◆ **Data shown**:
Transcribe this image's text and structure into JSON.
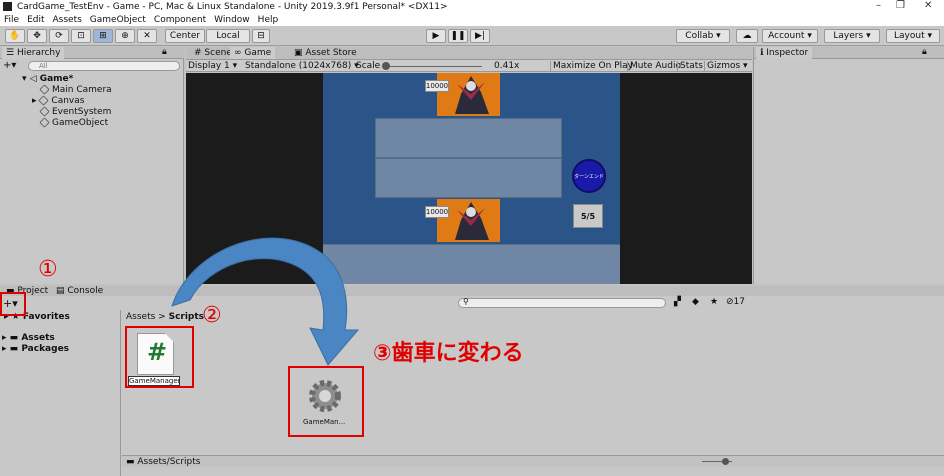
{
  "window": {
    "title": "CardGame_TestEnv - Game - PC, Mac & Linux Standalone - Unity 2019.3.9f1 Personal* <DX11>",
    "minimize": "–",
    "maximize": "❐",
    "close": "✕"
  },
  "menu": [
    "File",
    "Edit",
    "Assets",
    "GameObject",
    "Component",
    "Window",
    "Help"
  ],
  "toolbar": {
    "center": "Center",
    "local": "Local",
    "collab": "Collab ▾",
    "account": "Account",
    "layers": "Layers",
    "layout": "Layout"
  },
  "hierarchy": {
    "tab": "Hierarchy",
    "search_placeholder": "All",
    "scene": "Game*",
    "items": [
      "Main Camera",
      "Canvas",
      "EventSystem",
      "GameObject"
    ]
  },
  "center_tabs": [
    "Scene",
    "Game",
    "Asset Store"
  ],
  "game_bar": {
    "display": "Display 1",
    "resolution": "Standalone (1024x768)",
    "scale_label": "Scale",
    "scale_value": "0.41x",
    "maximize": "Maximize On Play",
    "mute": "Mute Audio",
    "stats": "Stats",
    "gizmos": "Gizmos"
  },
  "inspector": {
    "tab": "Inspector"
  },
  "game": {
    "enemy_hp": "10000",
    "player_hp": "10000",
    "turn_end": "ターンエンド",
    "mana": "5/5"
  },
  "project": {
    "tab_project": "Project",
    "tab_console": "Console",
    "create_button": "+▾",
    "favorites": "Favorites",
    "tree": [
      "Assets",
      "Packages"
    ],
    "breadcrumb_root": "Assets",
    "breadcrumb_sep": ">",
    "breadcrumb_current": "Scripts",
    "asset_new_name": "GameManager",
    "asset_icon_glyph": "#",
    "asset_converted_name": "GameMan...",
    "footer_path": "Assets/Scripts",
    "count": "17"
  },
  "annotations": {
    "step1": "①",
    "step2": "②",
    "step3": "③歯車に変わる"
  },
  "colors": {
    "annotation_red": "#e00000",
    "game_bg": "#2b5488",
    "card_orange": "#e07a14",
    "turn_button": "#1a1aa8",
    "arrow": "#4a86c4"
  }
}
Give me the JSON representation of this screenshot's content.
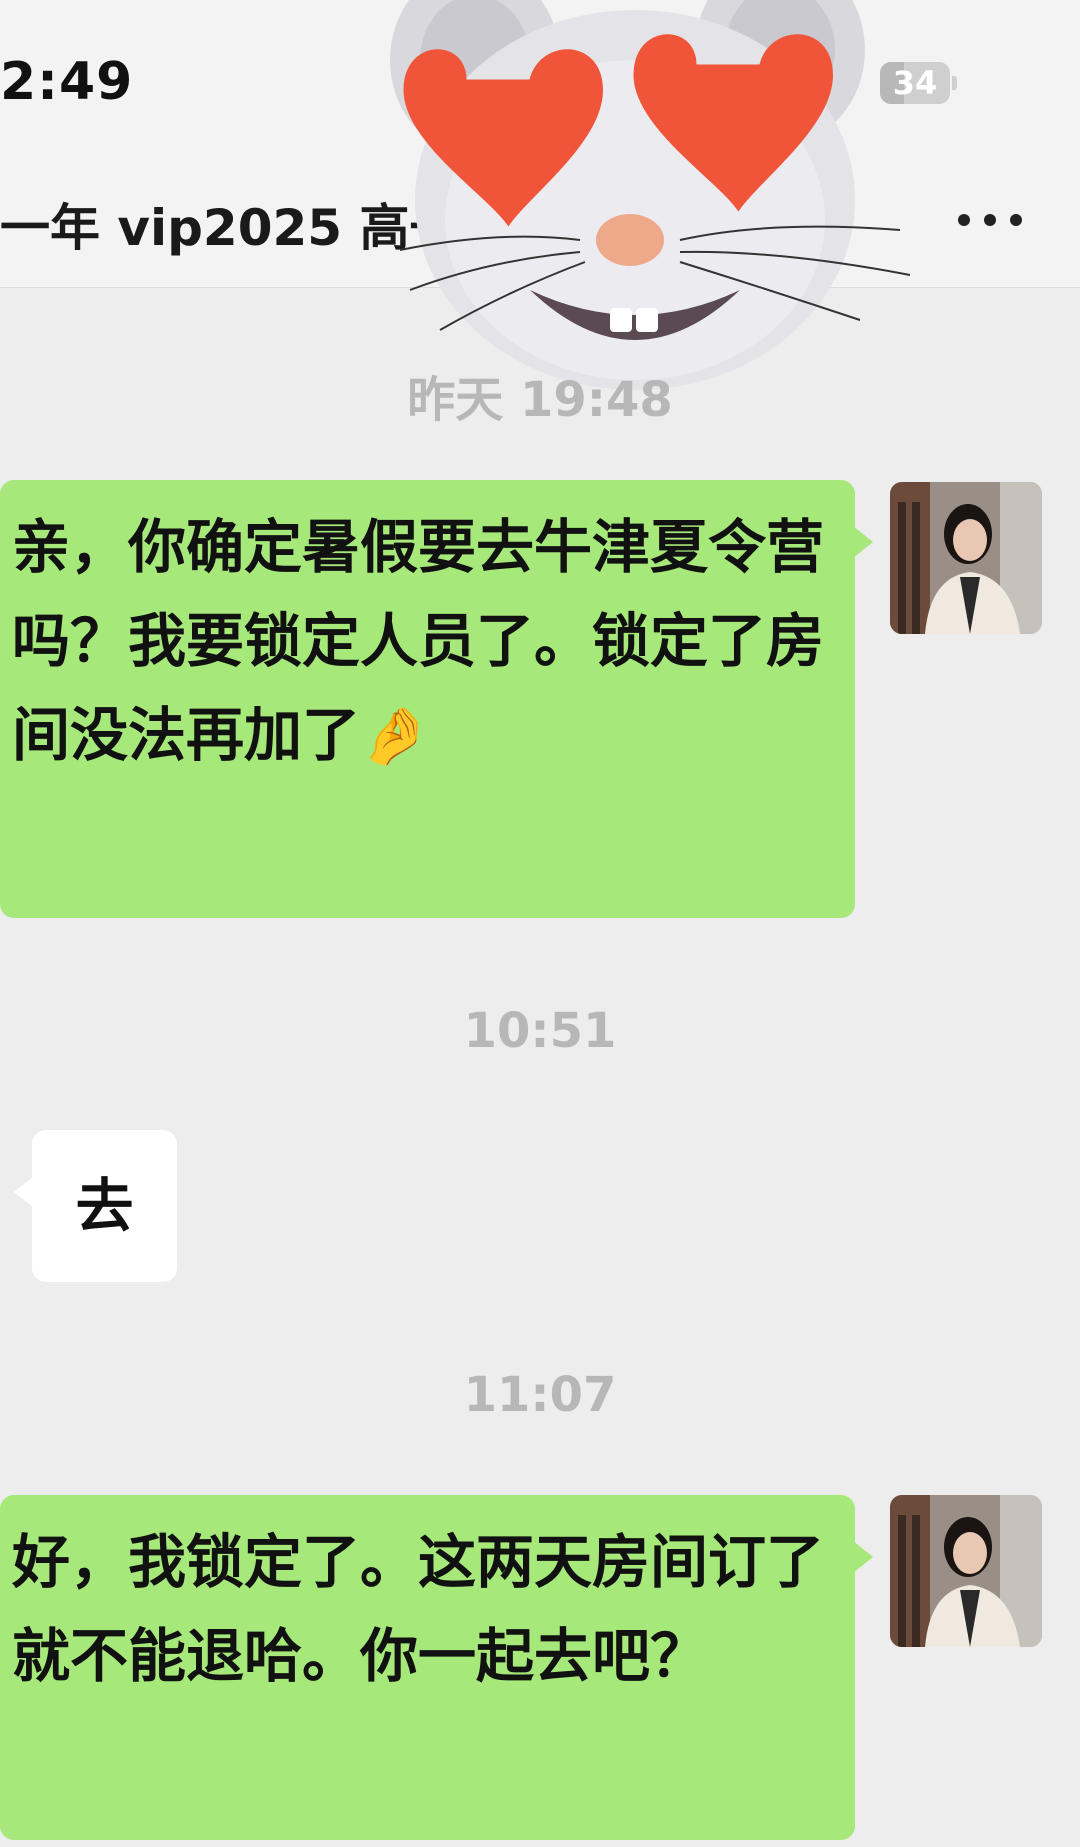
{
  "status_bar": {
    "time": "2:49",
    "battery": "34",
    "battery_level_percent": 34
  },
  "header": {
    "title": "一年 vip2025 高一",
    "more_icon": "more-dots-icon"
  },
  "messages": [
    {
      "type": "timestamp",
      "text": "昨天 19:48"
    },
    {
      "type": "outgoing",
      "text": "亲，你确定暑假要去牛津夏令营吗？我要锁定人员了。锁定了房间没法再加了",
      "emoji": "🤌"
    },
    {
      "type": "timestamp",
      "text": "10:51"
    },
    {
      "type": "incoming",
      "text": "去"
    },
    {
      "type": "timestamp",
      "text": "11:07"
    },
    {
      "type": "outgoing",
      "text": "好，我锁定了。这两天房间订了就不能退哈。你一起去吧？"
    }
  ],
  "colors": {
    "background": "#ededed",
    "outgoing_bubble": "#a6e87a",
    "incoming_bubble": "#ffffff",
    "timestamp_text": "#b7b7b7"
  },
  "sticker": "heart-eyes-mouse-sticker"
}
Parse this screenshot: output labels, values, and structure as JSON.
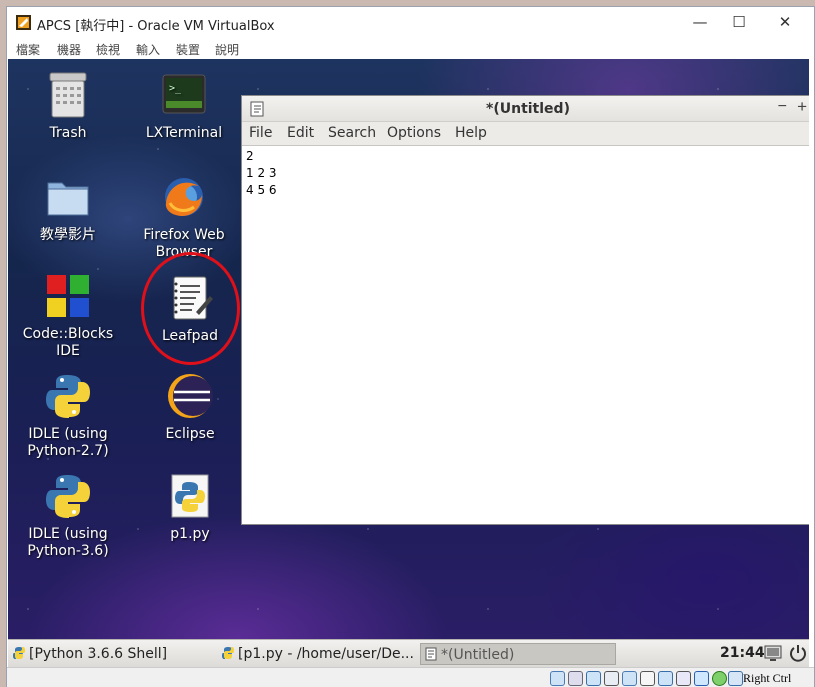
{
  "window": {
    "title": "APCS [執行中] - Oracle VM VirtualBox",
    "minimize": "—",
    "maximize": "☐",
    "close": "✕"
  },
  "menubar": [
    "檔案",
    "機器",
    "檢視",
    "輸入",
    "裝置",
    "說明"
  ],
  "desktop_icons": [
    {
      "label": "Trash",
      "icon": "trash-icon"
    },
    {
      "label": "LXTerminal",
      "icon": "terminal-icon"
    },
    {
      "label": "教學影片",
      "icon": "folder-icon"
    },
    {
      "label": "Firefox Web Browser",
      "icon": "firefox-icon"
    },
    {
      "label": "Code::Blocks IDE",
      "icon": "codeblocks-icon"
    },
    {
      "label": "Leafpad",
      "icon": "leafpad-icon"
    },
    {
      "label": "IDLE (using Python-2.7)",
      "icon": "python-icon"
    },
    {
      "label": "Eclipse",
      "icon": "eclipse-icon"
    },
    {
      "label": "IDLE (using Python-3.6)",
      "icon": "python-icon"
    },
    {
      "label": "p1.py",
      "icon": "python-file-icon"
    }
  ],
  "leafpad": {
    "title": "*(Untitled)",
    "min": "−",
    "max": "+",
    "menu": [
      "File",
      "Edit",
      "Search",
      "Options",
      "Help"
    ],
    "content": "2\n1 2 3\n4 5 6"
  },
  "taskbar": {
    "items": [
      {
        "label": "[Python 3.6.6 Shell]",
        "active": false
      },
      {
        "label": "[p1.py - /home/user/De...",
        "active": false
      },
      {
        "label": "*(Untitled)",
        "active": true
      }
    ],
    "clock": "21:44"
  },
  "statusbar": {
    "host_key": "Right Ctrl"
  },
  "colors": {
    "highlight_circle": "#e0101a"
  }
}
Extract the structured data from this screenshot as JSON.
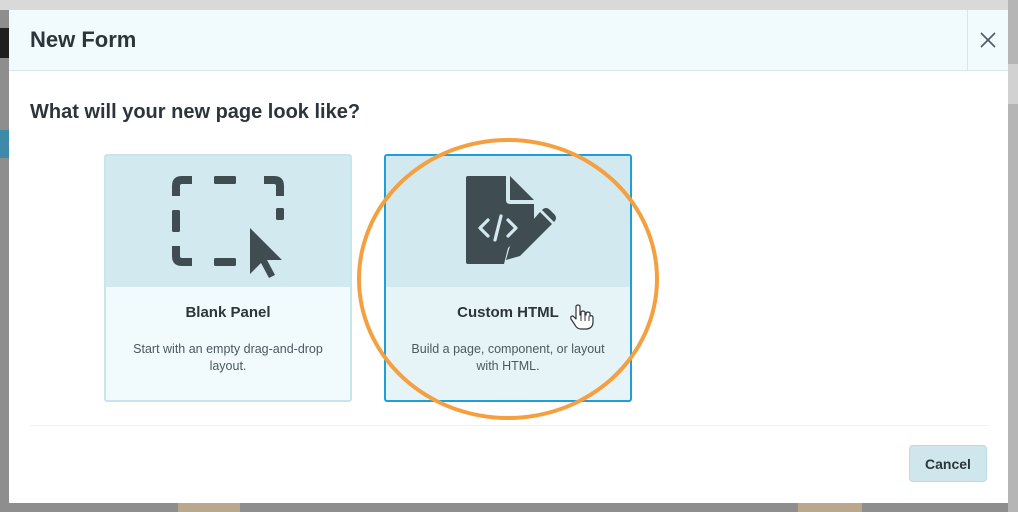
{
  "modal": {
    "title": "New Form",
    "question": "What will your new page look like?",
    "cancel_label": "Cancel"
  },
  "cards": [
    {
      "title": "Blank Panel",
      "description": "Start with an empty drag-and-drop layout.",
      "icon": "dashed-selection-cursor-icon"
    },
    {
      "title": "Custom HTML",
      "description": "Build a page, component, or layout with HTML.",
      "icon": "code-file-pencil-icon",
      "selected": true
    }
  ],
  "colors": {
    "accent": "#1e9fd9",
    "highlight_circle": "#f5a040",
    "header_bg": "#f1fafd",
    "icon": "#3f4d53",
    "cancel_bg": "#cfe6ed"
  }
}
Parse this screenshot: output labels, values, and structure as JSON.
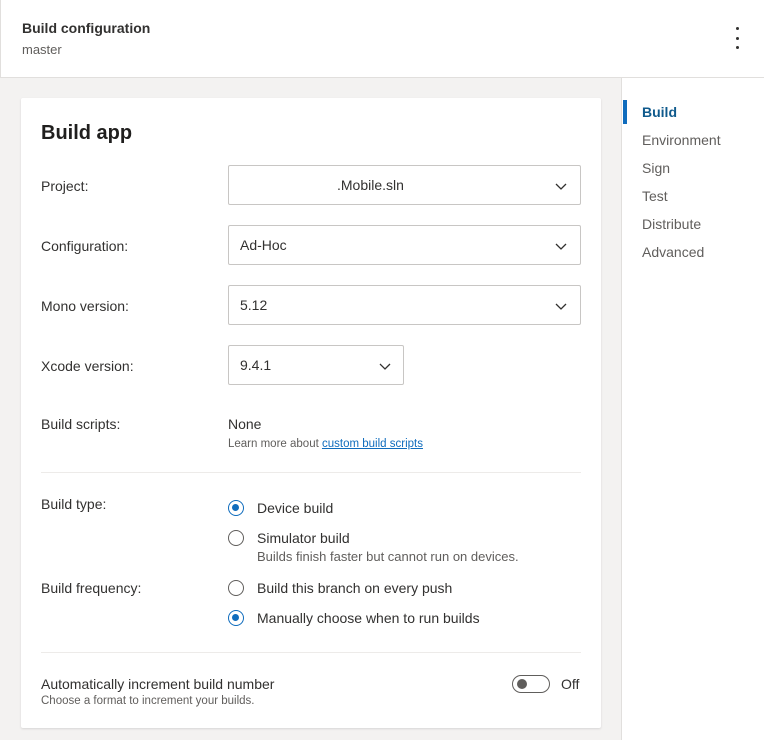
{
  "header": {
    "title": "Build configuration",
    "subtitle": "master"
  },
  "card": {
    "title": "Build app",
    "project": {
      "label": "Project:",
      "value": ".Mobile.sln"
    },
    "configuration": {
      "label": "Configuration:",
      "value": "Ad-Hoc"
    },
    "mono": {
      "label": "Mono version:",
      "value": "5.12"
    },
    "xcode": {
      "label": "Xcode version:",
      "value": "9.4.1"
    },
    "scripts": {
      "label": "Build scripts:",
      "value": "None",
      "learn_prefix": "Learn more about ",
      "learn_link": "custom build scripts"
    },
    "build_type": {
      "label": "Build type:",
      "options": [
        {
          "label": "Device build",
          "selected": true
        },
        {
          "label": "Simulator build",
          "selected": false,
          "description": "Builds finish faster but cannot run on devices."
        }
      ]
    },
    "build_frequency": {
      "label": "Build frequency:",
      "options": [
        {
          "label": "Build this branch on every push",
          "selected": false
        },
        {
          "label": "Manually choose when to run builds",
          "selected": true
        }
      ]
    },
    "auto_increment": {
      "title": "Automatically increment build number",
      "description": "Choose a format to increment your builds.",
      "state": "Off"
    }
  },
  "sidebar": {
    "items": [
      {
        "label": "Build",
        "active": true
      },
      {
        "label": "Environment",
        "active": false
      },
      {
        "label": "Sign",
        "active": false
      },
      {
        "label": "Test",
        "active": false
      },
      {
        "label": "Distribute",
        "active": false
      },
      {
        "label": "Advanced",
        "active": false
      }
    ]
  },
  "colors": {
    "accent": "#0f6cbd",
    "nav_active": "#0f5a8c"
  }
}
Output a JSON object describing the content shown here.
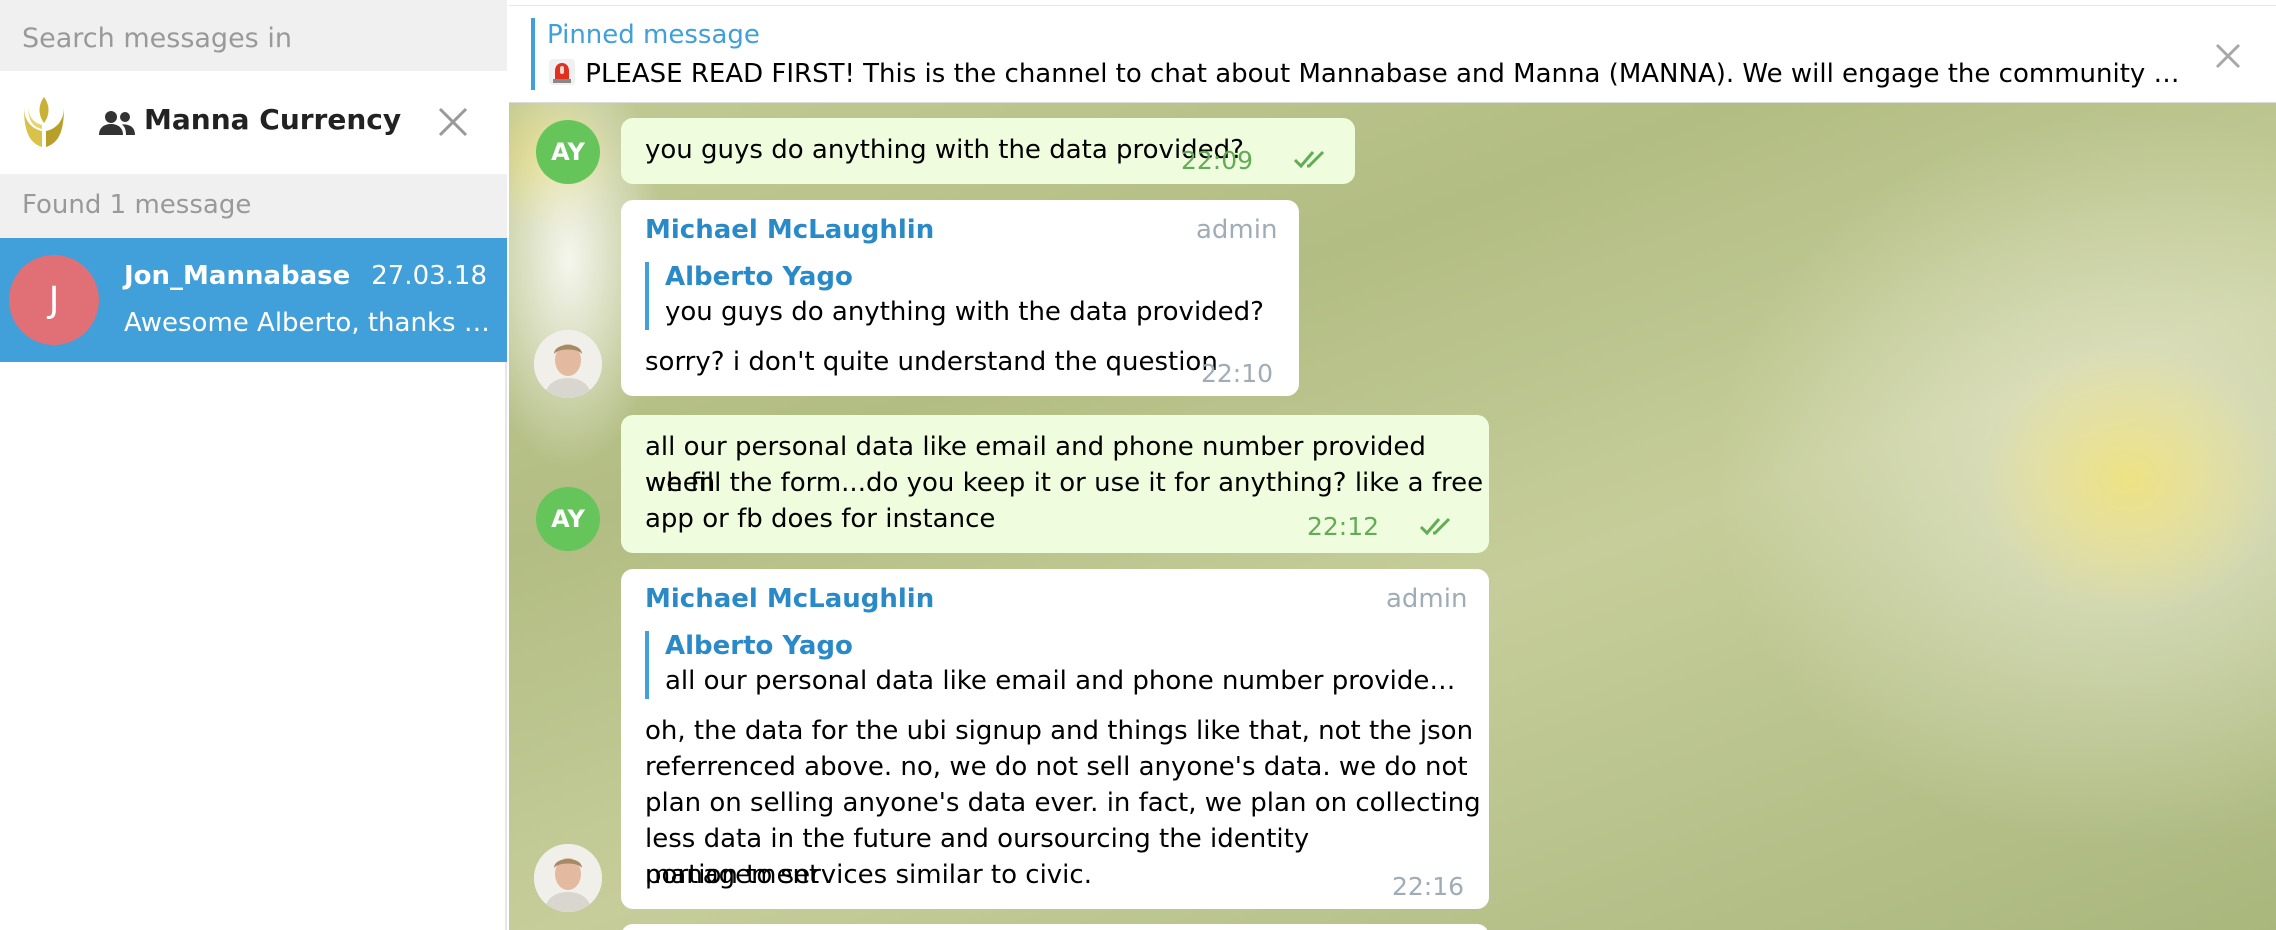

◆ **What this task involves**:
Copy all lines from the listing that contain "version".

◆ **Correct result**:
      "label": "Mono version:",
      "label": "Xcode version:",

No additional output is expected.